*Listed entries*
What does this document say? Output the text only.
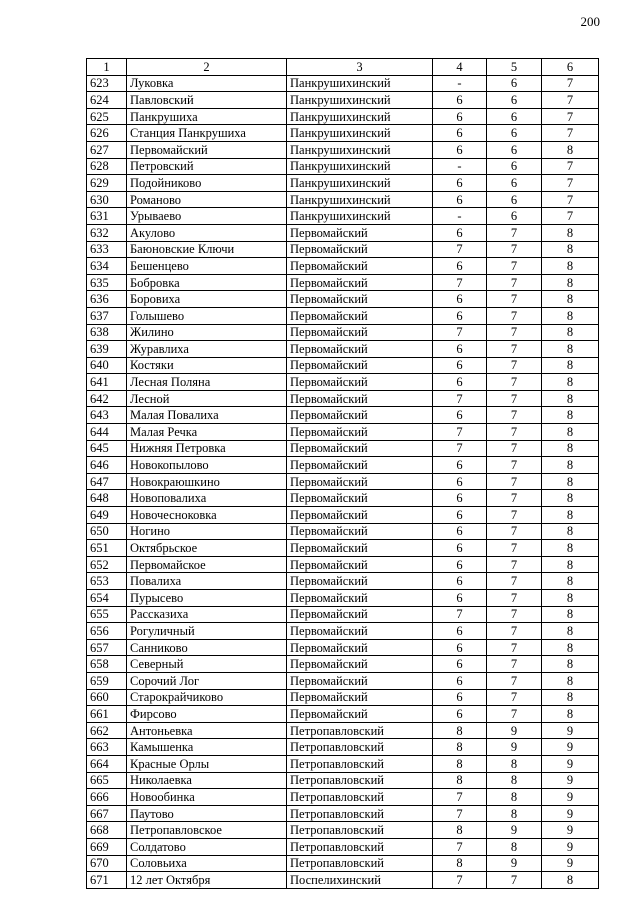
200
1	2	3	4	5	6
623	Луковка	Панкрушихинский	-	6	7
624	Павловский	Панкрушихинский	6	6	7
625	Панкрушиха	Панкрушихинский	6	6	7
626	Станция Панкрушиха	Панкрушихинский	6	6	7
627	Первомайский	Панкрушихинский	6	6	8
628	Петровский	Панкрушихинский	-	6	7
629	Подойниково	Панкрушихинский	6	6	7
630	Романово	Панкрушихинский	6	6	7
631	Урываево	Панкрушихинский	-	6	7
632	Акулово	Первомайский	6	7	8
633	Баюновские Ключи	Первомайский	7	7	8
634	Бешенцево	Первомайский	6	7	8
635	Бобровка	Первомайский	7	7	8
636	Боровиха	Первомайский	6	7	8
637	Голышево	Первомайский	6	7	8
638	Жилино	Первомайский	7	7	8
639	Журавлиха	Первомайский	6	7	8
640	Костяки	Первомайский	6	7	8
641	Лесная Поляна	Первомайский	6	7	8
642	Лесной	Первомайский	7	7	8
643	Малая Повалиха	Первомайский	6	7	8
644	Малая Речка	Первомайский	7	7	8
645	Нижняя Петровка	Первомайский	7	7	8
646	Новокопылово	Первомайский	6	7	8
647	Новокраюшкино	Первомайский	6	7	8
648	Новоповалиха	Первомайский	6	7	8
649	Новочесноковка	Первомайский	6	7	8
650	Ногино	Первомайский	6	7	8
651	Октябрьское	Первомайский	6	7	8
652	Первомайское	Первомайский	6	7	8
653	Повалиха	Первомайский	6	7	8
654	Пурысево	Первомайский	6	7	8
655	Рассказиха	Первомайский	7	7	8
656	Рогуличный	Первомайский	6	7	8
657	Санниково	Первомайский	6	7	8
658	Северный	Первомайский	6	7	8
659	Сорочий Лог	Первомайский	6	7	8
660	Старокрайчиково	Первомайский	6	7	8
661	Фирсово	Первомайский	6	7	8
662	Антоньевка	Петропавловский	8	9	9
663	Камышенка	Петропавловский	8	9	9
664	Красные Орлы	Петропавловский	8	8	9
665	Николаевка	Петропавловский	8	8	9
666	Новообинка	Петропавловский	7	8	9
667	Паутово	Петропавловский	7	8	9
668	Петропавловское	Петропавловский	8	9	9
669	Солдатово	Петропавловский	7	8	9
670	Соловьиха	Петропавловский	8	9	9
671	12 лет Октября	Поспелихинский	7	7	8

*Short exercise*
Find the lines above that include the string "Панкрушиха" and copy them.

*Output of the task*
625	Панкрушиха	Панкрушихинский	6	6	7
626	Станция Панкрушиха	Панкрушихинский	6	6	7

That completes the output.